DIRECTION
Retype each record below word for word. Leave the pictures out.

RECORDS
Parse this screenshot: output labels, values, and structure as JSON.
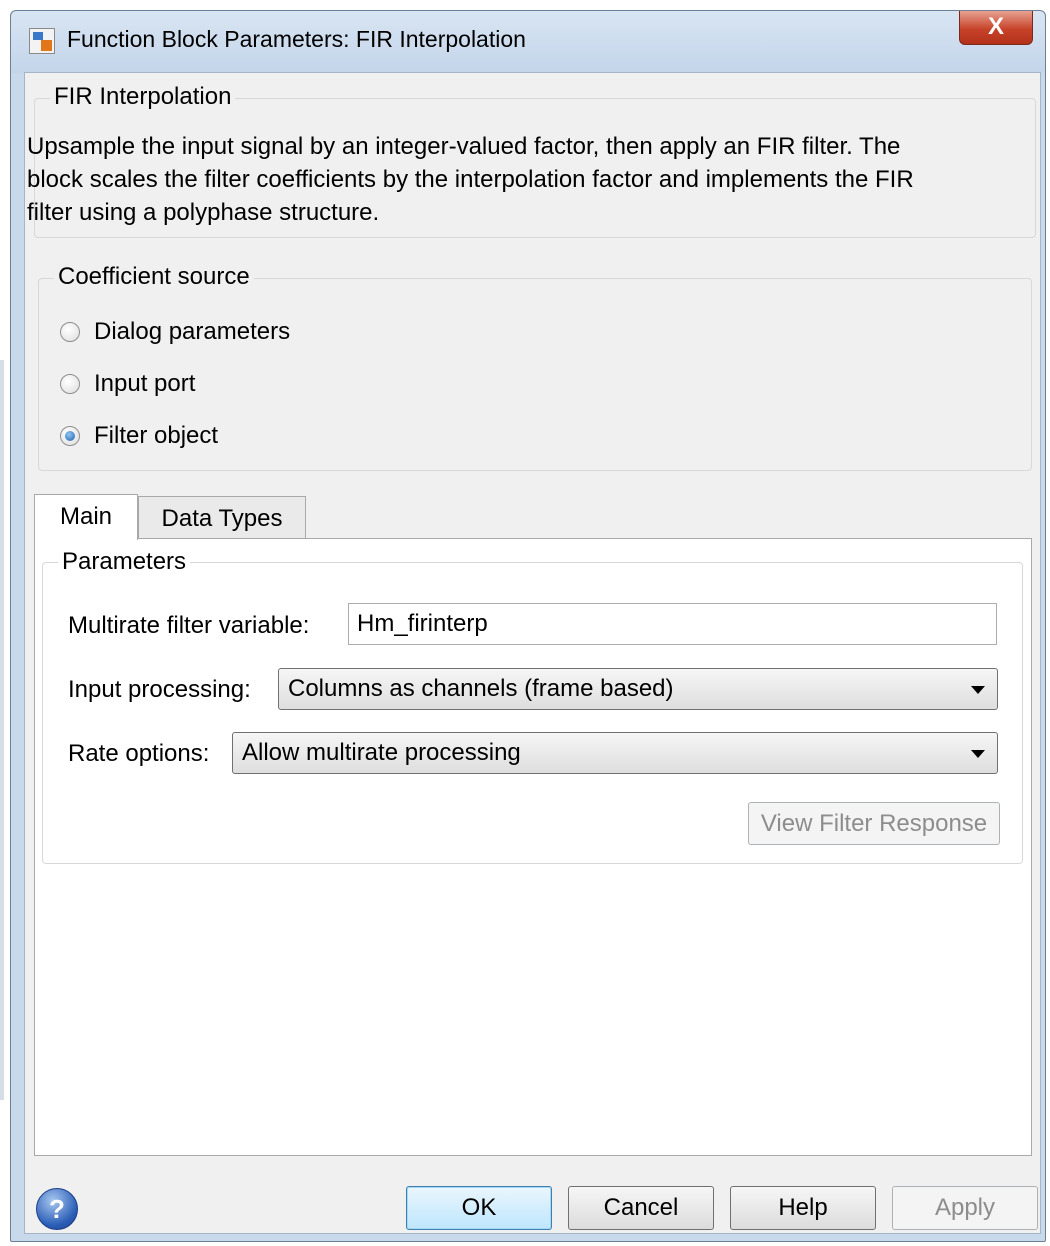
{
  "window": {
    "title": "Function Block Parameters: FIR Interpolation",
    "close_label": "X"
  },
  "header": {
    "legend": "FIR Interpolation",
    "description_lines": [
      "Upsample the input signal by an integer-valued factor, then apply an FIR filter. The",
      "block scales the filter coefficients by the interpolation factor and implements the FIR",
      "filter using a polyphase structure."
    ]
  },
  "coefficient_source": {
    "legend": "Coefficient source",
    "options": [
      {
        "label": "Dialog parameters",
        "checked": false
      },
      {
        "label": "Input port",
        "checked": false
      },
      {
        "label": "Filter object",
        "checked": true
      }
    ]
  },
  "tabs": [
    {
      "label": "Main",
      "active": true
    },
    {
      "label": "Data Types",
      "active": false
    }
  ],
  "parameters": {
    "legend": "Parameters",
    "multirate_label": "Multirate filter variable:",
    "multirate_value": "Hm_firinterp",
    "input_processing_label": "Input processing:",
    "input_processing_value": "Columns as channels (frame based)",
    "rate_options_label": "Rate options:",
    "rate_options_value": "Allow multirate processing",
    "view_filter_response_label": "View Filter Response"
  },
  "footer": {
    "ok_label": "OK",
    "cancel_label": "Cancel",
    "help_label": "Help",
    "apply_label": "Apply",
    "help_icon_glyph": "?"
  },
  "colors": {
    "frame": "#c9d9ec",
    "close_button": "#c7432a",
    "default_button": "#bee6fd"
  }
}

RESULT BELOW
Parse this screenshot: output labels, values, and structure as JSON.
{
  "window": {
    "title": "Function Block Parameters: FIR Interpolation",
    "close_label": "X"
  },
  "header": {
    "legend": "FIR Interpolation",
    "description_lines": [
      "Upsample the input signal by an integer-valued factor, then apply an FIR filter. The",
      "block scales the filter coefficients by the interpolation factor and implements the FIR",
      "filter using a polyphase structure."
    ]
  },
  "coefficient_source": {
    "legend": "Coefficient source",
    "options": [
      {
        "label": "Dialog parameters",
        "checked": false
      },
      {
        "label": "Input port",
        "checked": false
      },
      {
        "label": "Filter object",
        "checked": true
      }
    ]
  },
  "tabs": [
    {
      "label": "Main",
      "active": true
    },
    {
      "label": "Data Types",
      "active": false
    }
  ],
  "parameters": {
    "legend": "Parameters",
    "multirate_label": "Multirate filter variable:",
    "multirate_value": "Hm_firinterp",
    "input_processing_label": "Input processing:",
    "input_processing_value": "Columns as channels (frame based)",
    "rate_options_label": "Rate options:",
    "rate_options_value": "Allow multirate processing",
    "view_filter_response_label": "View Filter Response"
  },
  "footer": {
    "ok_label": "OK",
    "cancel_label": "Cancel",
    "help_label": "Help",
    "apply_label": "Apply",
    "help_icon_glyph": "?"
  },
  "colors": {
    "frame": "#c9d9ec",
    "close_button": "#c7432a",
    "default_button": "#bee6fd"
  }
}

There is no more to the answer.